**Problem to work on**
Copy out every record below with complete accuracy.

**Extracted records**
>>>

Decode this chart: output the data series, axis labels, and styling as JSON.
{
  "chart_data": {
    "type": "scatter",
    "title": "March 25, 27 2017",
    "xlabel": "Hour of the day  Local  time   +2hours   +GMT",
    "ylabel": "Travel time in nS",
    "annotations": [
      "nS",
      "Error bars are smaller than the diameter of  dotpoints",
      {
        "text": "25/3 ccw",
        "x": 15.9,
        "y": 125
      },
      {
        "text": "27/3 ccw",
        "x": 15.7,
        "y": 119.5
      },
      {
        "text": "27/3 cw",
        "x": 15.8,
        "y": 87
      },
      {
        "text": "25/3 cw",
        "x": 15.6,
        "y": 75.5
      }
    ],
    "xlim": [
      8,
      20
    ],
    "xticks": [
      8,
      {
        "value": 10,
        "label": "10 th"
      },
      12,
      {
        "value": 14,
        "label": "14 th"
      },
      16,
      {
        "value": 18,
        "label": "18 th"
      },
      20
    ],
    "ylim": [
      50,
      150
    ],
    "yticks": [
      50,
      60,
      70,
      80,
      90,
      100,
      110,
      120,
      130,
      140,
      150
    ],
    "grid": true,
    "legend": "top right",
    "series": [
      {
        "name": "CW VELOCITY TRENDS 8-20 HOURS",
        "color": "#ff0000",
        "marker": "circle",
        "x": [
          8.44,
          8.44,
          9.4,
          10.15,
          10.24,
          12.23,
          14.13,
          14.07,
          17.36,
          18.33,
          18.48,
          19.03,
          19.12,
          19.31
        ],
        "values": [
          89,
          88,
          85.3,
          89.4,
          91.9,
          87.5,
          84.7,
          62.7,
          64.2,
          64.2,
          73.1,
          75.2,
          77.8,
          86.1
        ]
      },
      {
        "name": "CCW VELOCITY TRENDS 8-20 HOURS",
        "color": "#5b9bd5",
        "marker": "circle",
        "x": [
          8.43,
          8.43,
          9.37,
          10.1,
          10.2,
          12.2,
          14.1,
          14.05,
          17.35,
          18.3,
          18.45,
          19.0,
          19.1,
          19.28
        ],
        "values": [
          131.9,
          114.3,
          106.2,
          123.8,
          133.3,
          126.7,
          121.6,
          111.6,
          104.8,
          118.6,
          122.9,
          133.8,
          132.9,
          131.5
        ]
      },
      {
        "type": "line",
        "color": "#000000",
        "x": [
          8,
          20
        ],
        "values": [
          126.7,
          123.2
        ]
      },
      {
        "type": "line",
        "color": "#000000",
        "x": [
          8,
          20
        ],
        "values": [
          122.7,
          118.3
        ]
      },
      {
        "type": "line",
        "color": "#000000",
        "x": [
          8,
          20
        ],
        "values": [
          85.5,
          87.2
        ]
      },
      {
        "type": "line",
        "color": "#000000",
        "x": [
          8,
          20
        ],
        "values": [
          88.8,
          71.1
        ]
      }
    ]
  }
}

<<<

**In response**
Decode this chart: output the data series, axis labels, and styling as JSON.
{
  "chart_data": {
    "type": "scatter",
    "title": "March 25, 27 2017",
    "xlabel": "Hour of the day  Local  time   +2hours   +GMT",
    "ylabel": "Travel time in nS",
    "annotations": [
      "nS",
      "Error bars are smaller than the diameter of  dotpoints",
      {
        "text": "25/3 ccw",
        "x": 15.9,
        "y": 125
      },
      {
        "text": "27/3 ccw",
        "x": 15.7,
        "y": 119.5
      },
      {
        "text": "27/3 cw",
        "x": 15.8,
        "y": 87
      },
      {
        "text": "25/3 cw",
        "x": 15.6,
        "y": 75.5
      }
    ],
    "xlim": [
      8,
      20
    ],
    "xticks": [
      8,
      {
        "value": 10,
        "label": "10 th"
      },
      12,
      {
        "value": 14,
        "label": "14 th"
      },
      16,
      {
        "value": 18,
        "label": "18 th"
      },
      20
    ],
    "ylim": [
      50,
      150
    ],
    "yticks": [
      50,
      60,
      70,
      80,
      90,
      100,
      110,
      120,
      130,
      140,
      150
    ],
    "grid": true,
    "legend": "top right",
    "series": [
      {
        "name": "CW VELOCITY TRENDS 8-20 HOURS",
        "color": "#ff0000",
        "marker": "circle",
        "x": [
          8.44,
          8.44,
          9.4,
          10.15,
          10.24,
          12.23,
          14.13,
          14.07,
          17.36,
          18.33,
          18.48,
          19.03,
          19.12,
          19.31
        ],
        "values": [
          89,
          88,
          85.3,
          89.4,
          91.9,
          87.5,
          84.7,
          62.7,
          64.2,
          64.2,
          73.1,
          75.2,
          77.8,
          86.1
        ]
      },
      {
        "name": "CCW VELOCITY TRENDS 8-20 HOURS",
        "color": "#5b9bd5",
        "marker": "circle",
        "x": [
          8.43,
          8.43,
          9.37,
          10.1,
          10.2,
          12.2,
          14.1,
          14.05,
          17.35,
          18.3,
          18.45,
          19.0,
          19.1,
          19.28
        ],
        "values": [
          131.9,
          114.3,
          106.2,
          123.8,
          133.3,
          126.7,
          121.6,
          111.6,
          104.8,
          118.6,
          122.9,
          133.8,
          132.9,
          131.5
        ]
      },
      {
        "type": "line",
        "color": "#000000",
        "x": [
          8,
          20
        ],
        "values": [
          126.7,
          123.2
        ]
      },
      {
        "type": "line",
        "color": "#000000",
        "x": [
          8,
          20
        ],
        "values": [
          122.7,
          118.3
        ]
      },
      {
        "type": "line",
        "color": "#000000",
        "x": [
          8,
          20
        ],
        "values": [
          85.5,
          87.2
        ]
      },
      {
        "type": "line",
        "color": "#000000",
        "x": [
          8,
          20
        ],
        "values": [
          88.8,
          71.1
        ]
      }
    ]
  }
}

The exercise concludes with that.